**Stored dataset items:**
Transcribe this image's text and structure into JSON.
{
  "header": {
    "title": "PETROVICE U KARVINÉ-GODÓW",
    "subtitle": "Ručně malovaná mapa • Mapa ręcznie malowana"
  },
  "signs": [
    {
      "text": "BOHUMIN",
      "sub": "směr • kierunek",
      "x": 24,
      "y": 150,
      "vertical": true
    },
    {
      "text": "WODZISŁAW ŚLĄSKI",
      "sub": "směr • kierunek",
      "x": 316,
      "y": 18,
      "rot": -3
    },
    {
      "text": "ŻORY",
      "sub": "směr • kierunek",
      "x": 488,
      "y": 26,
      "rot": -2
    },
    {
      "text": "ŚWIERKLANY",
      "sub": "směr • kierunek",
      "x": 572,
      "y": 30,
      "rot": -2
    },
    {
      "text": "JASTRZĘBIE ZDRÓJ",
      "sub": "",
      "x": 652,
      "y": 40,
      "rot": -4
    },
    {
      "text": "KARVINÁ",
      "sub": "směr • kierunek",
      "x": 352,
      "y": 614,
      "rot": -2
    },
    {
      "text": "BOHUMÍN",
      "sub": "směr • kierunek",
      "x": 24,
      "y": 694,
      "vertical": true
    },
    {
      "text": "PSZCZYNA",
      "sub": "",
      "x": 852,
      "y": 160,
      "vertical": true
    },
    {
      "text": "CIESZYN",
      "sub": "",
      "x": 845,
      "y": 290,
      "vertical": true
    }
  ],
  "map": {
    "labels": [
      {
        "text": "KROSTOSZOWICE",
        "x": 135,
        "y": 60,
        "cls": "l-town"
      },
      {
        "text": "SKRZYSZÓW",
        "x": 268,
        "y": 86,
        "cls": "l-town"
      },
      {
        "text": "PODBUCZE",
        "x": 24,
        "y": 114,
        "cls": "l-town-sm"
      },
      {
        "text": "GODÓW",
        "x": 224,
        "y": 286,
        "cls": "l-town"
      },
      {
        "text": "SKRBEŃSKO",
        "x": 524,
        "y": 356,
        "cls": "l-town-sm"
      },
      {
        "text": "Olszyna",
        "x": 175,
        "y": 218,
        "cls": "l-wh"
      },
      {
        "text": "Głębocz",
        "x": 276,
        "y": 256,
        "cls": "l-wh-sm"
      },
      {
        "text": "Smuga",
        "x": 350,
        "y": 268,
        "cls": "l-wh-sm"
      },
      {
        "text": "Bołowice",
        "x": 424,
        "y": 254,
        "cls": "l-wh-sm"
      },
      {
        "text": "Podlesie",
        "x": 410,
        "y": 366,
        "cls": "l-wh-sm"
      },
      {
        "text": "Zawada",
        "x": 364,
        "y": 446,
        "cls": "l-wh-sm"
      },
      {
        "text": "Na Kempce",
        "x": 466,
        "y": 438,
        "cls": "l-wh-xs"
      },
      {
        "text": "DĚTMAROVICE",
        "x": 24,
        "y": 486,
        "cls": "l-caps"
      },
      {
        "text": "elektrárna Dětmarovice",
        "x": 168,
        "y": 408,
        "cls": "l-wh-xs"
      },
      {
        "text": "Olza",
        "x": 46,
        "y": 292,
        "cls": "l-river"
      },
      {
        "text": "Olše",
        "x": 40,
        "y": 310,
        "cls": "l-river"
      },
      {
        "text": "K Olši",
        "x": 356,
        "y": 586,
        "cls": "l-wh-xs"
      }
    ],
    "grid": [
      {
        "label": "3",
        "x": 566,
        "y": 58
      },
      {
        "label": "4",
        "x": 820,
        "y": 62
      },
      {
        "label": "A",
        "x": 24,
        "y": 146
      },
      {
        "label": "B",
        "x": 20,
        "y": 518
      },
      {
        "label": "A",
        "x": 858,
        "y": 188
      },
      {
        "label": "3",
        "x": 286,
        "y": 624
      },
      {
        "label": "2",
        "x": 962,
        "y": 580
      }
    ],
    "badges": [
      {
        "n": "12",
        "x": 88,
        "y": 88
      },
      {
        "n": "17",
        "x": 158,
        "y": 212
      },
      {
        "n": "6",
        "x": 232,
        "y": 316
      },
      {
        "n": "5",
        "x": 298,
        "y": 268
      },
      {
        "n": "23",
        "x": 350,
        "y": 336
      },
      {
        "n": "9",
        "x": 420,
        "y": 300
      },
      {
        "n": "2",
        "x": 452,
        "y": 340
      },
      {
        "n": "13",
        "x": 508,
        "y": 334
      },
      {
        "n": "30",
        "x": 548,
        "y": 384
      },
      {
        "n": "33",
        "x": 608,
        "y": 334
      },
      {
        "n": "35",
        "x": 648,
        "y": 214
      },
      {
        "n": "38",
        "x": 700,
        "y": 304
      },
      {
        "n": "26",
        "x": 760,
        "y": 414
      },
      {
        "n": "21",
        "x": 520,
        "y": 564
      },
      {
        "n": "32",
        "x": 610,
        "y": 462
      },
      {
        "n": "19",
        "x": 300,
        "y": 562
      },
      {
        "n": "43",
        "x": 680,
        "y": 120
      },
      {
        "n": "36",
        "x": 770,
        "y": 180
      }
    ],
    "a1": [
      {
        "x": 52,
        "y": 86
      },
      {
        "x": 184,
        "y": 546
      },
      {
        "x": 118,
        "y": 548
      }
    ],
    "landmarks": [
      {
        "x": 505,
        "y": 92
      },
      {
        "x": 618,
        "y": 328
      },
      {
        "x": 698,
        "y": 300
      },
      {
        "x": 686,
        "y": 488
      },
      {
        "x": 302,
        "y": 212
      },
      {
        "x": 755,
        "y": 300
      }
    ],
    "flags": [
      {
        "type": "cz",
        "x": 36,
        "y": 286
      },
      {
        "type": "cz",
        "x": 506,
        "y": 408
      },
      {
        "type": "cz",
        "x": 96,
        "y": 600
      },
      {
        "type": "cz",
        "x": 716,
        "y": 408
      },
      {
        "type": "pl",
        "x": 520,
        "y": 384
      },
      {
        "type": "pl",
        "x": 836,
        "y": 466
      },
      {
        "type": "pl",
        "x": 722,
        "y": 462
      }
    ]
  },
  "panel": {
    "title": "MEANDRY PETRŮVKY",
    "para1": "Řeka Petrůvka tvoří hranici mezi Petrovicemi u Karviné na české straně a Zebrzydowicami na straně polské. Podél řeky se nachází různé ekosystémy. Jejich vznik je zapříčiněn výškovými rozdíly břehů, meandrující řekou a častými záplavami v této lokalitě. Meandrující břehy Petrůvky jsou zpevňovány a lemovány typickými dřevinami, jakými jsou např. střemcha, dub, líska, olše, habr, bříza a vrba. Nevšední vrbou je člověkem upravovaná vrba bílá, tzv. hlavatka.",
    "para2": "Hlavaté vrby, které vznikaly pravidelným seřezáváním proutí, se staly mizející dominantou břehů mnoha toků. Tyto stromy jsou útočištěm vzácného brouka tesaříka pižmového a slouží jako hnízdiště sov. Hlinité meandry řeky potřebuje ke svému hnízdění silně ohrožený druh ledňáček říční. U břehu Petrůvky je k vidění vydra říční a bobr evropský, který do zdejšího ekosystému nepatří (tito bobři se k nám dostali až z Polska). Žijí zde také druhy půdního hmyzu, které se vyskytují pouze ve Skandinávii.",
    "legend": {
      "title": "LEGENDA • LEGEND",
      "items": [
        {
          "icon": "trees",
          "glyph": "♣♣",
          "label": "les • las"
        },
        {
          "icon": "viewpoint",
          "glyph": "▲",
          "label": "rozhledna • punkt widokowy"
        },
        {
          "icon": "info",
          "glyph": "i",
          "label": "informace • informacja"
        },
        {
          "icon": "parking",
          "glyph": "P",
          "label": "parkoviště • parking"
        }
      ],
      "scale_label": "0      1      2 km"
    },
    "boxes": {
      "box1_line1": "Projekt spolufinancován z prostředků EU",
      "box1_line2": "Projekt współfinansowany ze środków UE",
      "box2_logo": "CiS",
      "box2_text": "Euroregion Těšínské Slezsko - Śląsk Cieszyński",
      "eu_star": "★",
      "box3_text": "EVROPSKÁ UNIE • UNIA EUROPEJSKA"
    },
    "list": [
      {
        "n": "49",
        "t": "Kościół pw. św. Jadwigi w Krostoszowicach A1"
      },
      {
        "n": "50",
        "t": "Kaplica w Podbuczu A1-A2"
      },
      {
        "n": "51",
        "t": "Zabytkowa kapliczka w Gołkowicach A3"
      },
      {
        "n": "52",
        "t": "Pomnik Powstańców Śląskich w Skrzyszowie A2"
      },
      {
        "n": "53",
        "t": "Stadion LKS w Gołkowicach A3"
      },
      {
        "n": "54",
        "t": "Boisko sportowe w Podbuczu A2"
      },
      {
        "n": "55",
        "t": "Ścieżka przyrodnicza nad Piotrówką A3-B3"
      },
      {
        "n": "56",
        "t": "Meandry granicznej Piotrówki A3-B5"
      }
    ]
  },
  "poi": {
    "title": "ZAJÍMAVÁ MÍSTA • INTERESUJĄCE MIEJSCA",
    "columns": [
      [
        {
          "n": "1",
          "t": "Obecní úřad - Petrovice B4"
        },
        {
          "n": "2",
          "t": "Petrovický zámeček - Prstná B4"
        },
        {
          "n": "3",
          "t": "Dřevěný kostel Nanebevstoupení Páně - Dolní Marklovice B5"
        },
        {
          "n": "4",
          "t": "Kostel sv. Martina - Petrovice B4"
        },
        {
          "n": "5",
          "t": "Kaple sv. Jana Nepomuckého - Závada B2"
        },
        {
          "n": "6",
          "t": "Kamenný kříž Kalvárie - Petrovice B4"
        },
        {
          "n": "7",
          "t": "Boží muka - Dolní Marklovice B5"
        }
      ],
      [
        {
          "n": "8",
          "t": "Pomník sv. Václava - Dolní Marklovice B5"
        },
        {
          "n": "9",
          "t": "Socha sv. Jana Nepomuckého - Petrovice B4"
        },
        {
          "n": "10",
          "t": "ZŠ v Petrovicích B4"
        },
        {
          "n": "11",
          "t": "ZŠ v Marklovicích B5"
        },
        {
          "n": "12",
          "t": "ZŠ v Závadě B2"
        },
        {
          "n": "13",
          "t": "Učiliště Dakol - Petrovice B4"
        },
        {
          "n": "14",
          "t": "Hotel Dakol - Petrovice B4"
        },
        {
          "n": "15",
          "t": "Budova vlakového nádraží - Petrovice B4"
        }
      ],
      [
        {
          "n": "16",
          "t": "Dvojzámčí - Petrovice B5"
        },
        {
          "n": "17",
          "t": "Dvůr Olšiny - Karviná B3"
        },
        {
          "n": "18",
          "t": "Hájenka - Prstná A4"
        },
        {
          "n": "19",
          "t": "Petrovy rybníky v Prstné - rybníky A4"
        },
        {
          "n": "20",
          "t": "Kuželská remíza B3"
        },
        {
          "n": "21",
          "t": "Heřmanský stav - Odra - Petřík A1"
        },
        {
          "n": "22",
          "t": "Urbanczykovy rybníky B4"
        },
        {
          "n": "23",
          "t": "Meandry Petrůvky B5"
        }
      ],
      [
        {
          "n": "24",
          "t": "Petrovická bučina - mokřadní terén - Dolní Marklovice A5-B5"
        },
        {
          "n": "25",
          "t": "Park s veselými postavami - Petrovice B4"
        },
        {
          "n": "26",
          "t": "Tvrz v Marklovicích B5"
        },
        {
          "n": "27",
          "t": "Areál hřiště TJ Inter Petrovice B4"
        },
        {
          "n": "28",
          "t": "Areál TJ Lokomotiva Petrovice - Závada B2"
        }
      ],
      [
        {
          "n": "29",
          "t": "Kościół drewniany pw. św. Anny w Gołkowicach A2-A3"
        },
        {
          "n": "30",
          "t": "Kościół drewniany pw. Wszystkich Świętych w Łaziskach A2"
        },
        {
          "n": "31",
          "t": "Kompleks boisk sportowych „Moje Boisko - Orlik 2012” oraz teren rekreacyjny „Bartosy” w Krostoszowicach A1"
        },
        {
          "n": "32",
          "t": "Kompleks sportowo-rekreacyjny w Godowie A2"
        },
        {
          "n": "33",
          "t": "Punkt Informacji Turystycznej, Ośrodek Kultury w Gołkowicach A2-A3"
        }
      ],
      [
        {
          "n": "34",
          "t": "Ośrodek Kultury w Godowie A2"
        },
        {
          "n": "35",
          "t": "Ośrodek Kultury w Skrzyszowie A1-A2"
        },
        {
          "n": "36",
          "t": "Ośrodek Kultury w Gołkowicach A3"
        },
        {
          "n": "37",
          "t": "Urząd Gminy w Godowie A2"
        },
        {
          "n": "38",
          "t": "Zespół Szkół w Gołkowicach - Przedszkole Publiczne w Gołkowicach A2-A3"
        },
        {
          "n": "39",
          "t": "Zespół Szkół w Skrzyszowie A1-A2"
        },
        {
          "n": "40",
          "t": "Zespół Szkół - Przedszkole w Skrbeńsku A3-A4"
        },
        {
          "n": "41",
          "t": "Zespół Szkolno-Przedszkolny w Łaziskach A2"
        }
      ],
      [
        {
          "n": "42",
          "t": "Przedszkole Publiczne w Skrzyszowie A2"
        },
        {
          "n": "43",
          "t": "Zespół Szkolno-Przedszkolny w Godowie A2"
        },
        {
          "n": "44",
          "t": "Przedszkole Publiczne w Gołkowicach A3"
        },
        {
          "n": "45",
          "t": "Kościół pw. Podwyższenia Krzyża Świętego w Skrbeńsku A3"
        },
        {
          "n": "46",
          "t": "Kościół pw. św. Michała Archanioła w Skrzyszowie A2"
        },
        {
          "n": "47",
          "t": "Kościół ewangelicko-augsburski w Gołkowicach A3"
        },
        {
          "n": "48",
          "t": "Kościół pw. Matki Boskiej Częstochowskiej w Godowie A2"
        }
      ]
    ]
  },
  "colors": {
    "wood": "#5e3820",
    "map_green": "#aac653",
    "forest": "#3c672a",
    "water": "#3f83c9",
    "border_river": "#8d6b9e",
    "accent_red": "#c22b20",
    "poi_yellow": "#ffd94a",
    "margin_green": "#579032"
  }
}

**WHAT TO PRODUCE:** Show every line of the records above that contains the word "Godowie".

**EXERCISE OUTPUT:**
          "t": "Kompleks sportowo-rekreacyjny w Godowie A2"
          "t": "Ośrodek Kultury w Godowie A2"
          "t": "Urząd Gminy w Godowie A2"
          "t": "Zespół Szkolno-Przedszkolny w Godowie A2"
          "t": "Kościół pw. Matki Boskiej Częstochowskiej w Godowie A2"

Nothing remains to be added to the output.